━━━━━ Provided records ━━━━━

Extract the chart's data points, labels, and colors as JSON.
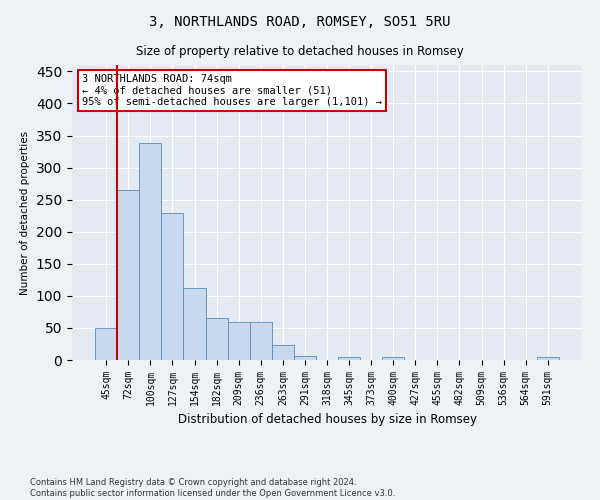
{
  "title": "3, NORTHLANDS ROAD, ROMSEY, SO51 5RU",
  "subtitle": "Size of property relative to detached houses in Romsey",
  "xlabel": "Distribution of detached houses by size in Romsey",
  "ylabel": "Number of detached properties",
  "categories": [
    "45sqm",
    "72sqm",
    "100sqm",
    "127sqm",
    "154sqm",
    "182sqm",
    "209sqm",
    "236sqm",
    "263sqm",
    "291sqm",
    "318sqm",
    "345sqm",
    "373sqm",
    "400sqm",
    "427sqm",
    "455sqm",
    "482sqm",
    "509sqm",
    "536sqm",
    "564sqm",
    "591sqm"
  ],
  "values": [
    50,
    265,
    338,
    230,
    112,
    65,
    60,
    60,
    23,
    6,
    0,
    4,
    0,
    4,
    0,
    0,
    0,
    0,
    0,
    0,
    4
  ],
  "bar_color": "#c9d9ed",
  "bar_edge_color": "#5b8ab5",
  "highlight_line_color": "#cc0000",
  "annotation_line1": "3 NORTHLANDS ROAD: 74sqm",
  "annotation_line2": "← 4% of detached houses are smaller (51)",
  "annotation_line3": "95% of semi-detached houses are larger (1,101) →",
  "annotation_box_color": "#ffffff",
  "annotation_box_edge": "#cc0000",
  "ylim": [
    0,
    460
  ],
  "yticks": [
    0,
    50,
    100,
    150,
    200,
    250,
    300,
    350,
    400,
    450
  ],
  "footer_line1": "Contains HM Land Registry data © Crown copyright and database right 2024.",
  "footer_line2": "Contains public sector information licensed under the Open Government Licence v3.0.",
  "bg_color": "#eef2f8",
  "plot_bg_color": "#e4eaf4"
}
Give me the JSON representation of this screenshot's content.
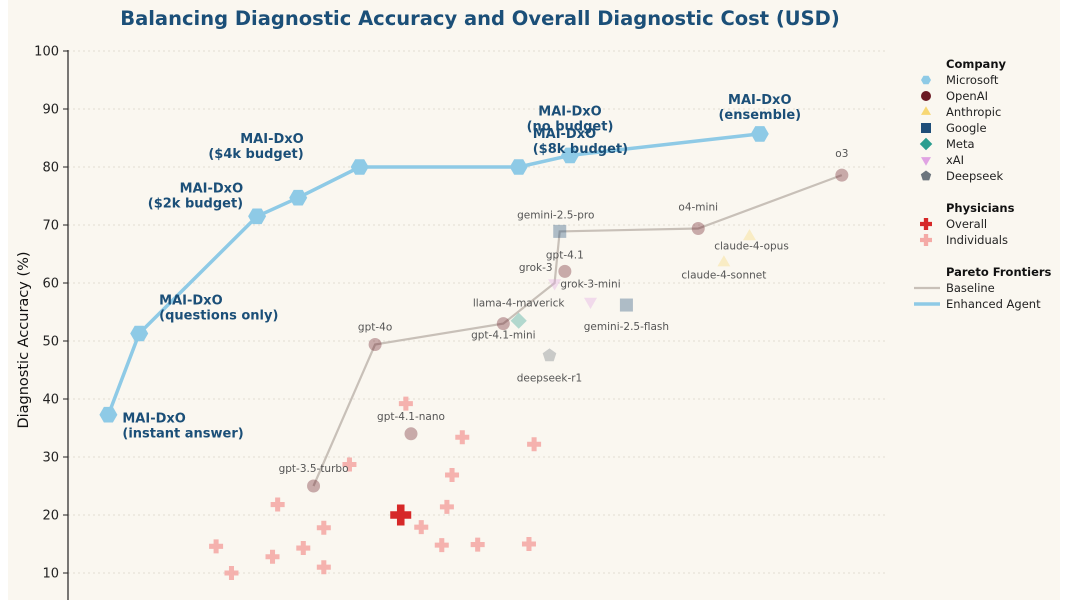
{
  "chart_data": {
    "type": "scatter",
    "title": "Balancing Diagnostic Accuracy and Overall Diagnostic Cost (USD)",
    "ylabel": "Diagnostic Accuracy (%)",
    "ylim": [
      8,
      105
    ],
    "yticks": [
      10,
      20,
      30,
      40,
      50,
      60,
      70,
      80,
      90,
      100
    ],
    "grid": true,
    "legend_position": "right",
    "colors": {
      "microsoft": "#8ecae6",
      "openai": "#6b1a24",
      "anthropic": "#f7d774",
      "google": "#1f4e79",
      "meta": "#2a9d8f",
      "xai": "#e0a3e3",
      "deepseek": "#6c757d",
      "physician": "#d62828",
      "individual": "#f4aaa6",
      "baseline": "#c8c0b8",
      "enhanced": "#8ecae6",
      "mai_label": "#1b4f78",
      "plot_bg": "#faf7f0"
    },
    "mai_dxo": {
      "name": "Enhanced Agent",
      "points": [
        {
          "label_line1": "MAI-DxO",
          "label_line2": "(instant answer)",
          "x": 0.3,
          "y": 37.3
        },
        {
          "label_line1": "MAI-DxO",
          "label_line2": "(questions only)",
          "x": 0.9,
          "y": 51.3
        },
        {
          "label_line1": "MAI-DxO",
          "label_line2": "($2k budget)",
          "x": 3.2,
          "y": 71.5
        },
        {
          "label_line1": "",
          "label_line2": "",
          "x": 4.0,
          "y": 74.7
        },
        {
          "label_line1": "MAI-DxO",
          "label_line2": "($4k budget)",
          "x": 5.2,
          "y": 80.0
        },
        {
          "label_line1": "MAI-DxO",
          "label_line2": "($8k budget)",
          "x": 8.3,
          "y": 80.0
        },
        {
          "label_line1": "MAI-DxO",
          "label_line2": "(no budget)",
          "x": 9.3,
          "y": 82.0
        },
        {
          "label_line1": "MAI-DxO",
          "label_line2": "(ensemble)",
          "x": 13.0,
          "y": 85.7
        }
      ]
    },
    "baseline_models": [
      {
        "label": "gpt-3.5-turbo",
        "company": "openai",
        "x": 4.3,
        "y": 25.0
      },
      {
        "label": "gpt-4o",
        "company": "openai",
        "x": 5.5,
        "y": 49.4
      },
      {
        "label": "gpt-4.1-nano",
        "company": "openai",
        "x": 6.2,
        "y": 34.0
      },
      {
        "label": "gpt-4.1-mini",
        "company": "openai",
        "x": 8.0,
        "y": 53.0
      },
      {
        "label": "llama-4-maverick",
        "company": "meta",
        "x": 8.3,
        "y": 53.5
      },
      {
        "label": "grok-3",
        "company": "xai",
        "x": 9.0,
        "y": 60.0
      },
      {
        "label": "gpt-4.1",
        "company": "openai",
        "x": 9.2,
        "y": 62.0
      },
      {
        "label": "grok-3-mini",
        "company": "xai",
        "x": 9.7,
        "y": 56.8
      },
      {
        "label": "gemini-2.5-pro",
        "company": "google",
        "x": 9.1,
        "y": 68.9
      },
      {
        "label": "gemini-2.5-flash",
        "company": "google",
        "x": 10.4,
        "y": 56.2
      },
      {
        "label": "deepseek-r1",
        "company": "deepseek",
        "x": 8.9,
        "y": 47.5
      },
      {
        "label": "o4-mini",
        "company": "openai",
        "x": 11.8,
        "y": 69.4
      },
      {
        "label": "claude-4-opus",
        "company": "anthropic",
        "x": 12.8,
        "y": 68.0
      },
      {
        "label": "claude-4-sonnet",
        "company": "anthropic",
        "x": 12.3,
        "y": 63.5
      },
      {
        "label": "o3",
        "company": "openai",
        "x": 14.6,
        "y": 78.6
      }
    ],
    "baseline_frontier": [
      {
        "x": 4.3,
        "y": 25.0
      },
      {
        "x": 5.5,
        "y": 49.4
      },
      {
        "x": 8.0,
        "y": 53.0
      },
      {
        "x": 9.0,
        "y": 60.0
      },
      {
        "x": 9.1,
        "y": 68.9
      },
      {
        "x": 11.8,
        "y": 69.4
      },
      {
        "x": 14.6,
        "y": 78.6
      }
    ],
    "physicians_overall": {
      "x": 6.0,
      "y": 20.0
    },
    "physicians_individuals": [
      {
        "x": 2.4,
        "y": 14.6
      },
      {
        "x": 2.7,
        "y": 10.0
      },
      {
        "x": 3.5,
        "y": 12.8
      },
      {
        "x": 3.6,
        "y": 21.8
      },
      {
        "x": 4.1,
        "y": 14.3
      },
      {
        "x": 4.5,
        "y": 17.8
      },
      {
        "x": 4.5,
        "y": 11.0
      },
      {
        "x": 5.0,
        "y": 28.7
      },
      {
        "x": 6.1,
        "y": 39.2
      },
      {
        "x": 6.4,
        "y": 17.9
      },
      {
        "x": 6.8,
        "y": 14.8
      },
      {
        "x": 6.9,
        "y": 21.4
      },
      {
        "x": 7.0,
        "y": 26.9
      },
      {
        "x": 7.2,
        "y": 33.4
      },
      {
        "x": 7.5,
        "y": 14.9
      },
      {
        "x": 8.5,
        "y": 15.0
      },
      {
        "x": 8.6,
        "y": 32.2
      }
    ],
    "legend": {
      "company_title": "Company",
      "companies": [
        {
          "key": "microsoft",
          "label": "Microsoft",
          "marker": "hexagon"
        },
        {
          "key": "openai",
          "label": "OpenAI",
          "marker": "circle"
        },
        {
          "key": "anthropic",
          "label": "Anthropic",
          "marker": "triangle-up"
        },
        {
          "key": "google",
          "label": "Google",
          "marker": "square"
        },
        {
          "key": "meta",
          "label": "Meta",
          "marker": "diamond"
        },
        {
          "key": "xai",
          "label": "xAI",
          "marker": "triangle-down"
        },
        {
          "key": "deepseek",
          "label": "Deepseek",
          "marker": "pentagon"
        }
      ],
      "physicians_title": "Physicians",
      "physicians": [
        {
          "key": "physician",
          "label": "Overall"
        },
        {
          "key": "individual",
          "label": "Individuals"
        }
      ],
      "frontiers_title": "Pareto Frontiers",
      "frontiers": [
        {
          "key": "baseline",
          "label": "Baseline"
        },
        {
          "key": "enhanced",
          "label": "Enhanced Agent"
        }
      ]
    }
  }
}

━━━━━

Check each line of the material above for "Agent" and say how many lines contain it, giving the number alone.

| The completed task |
2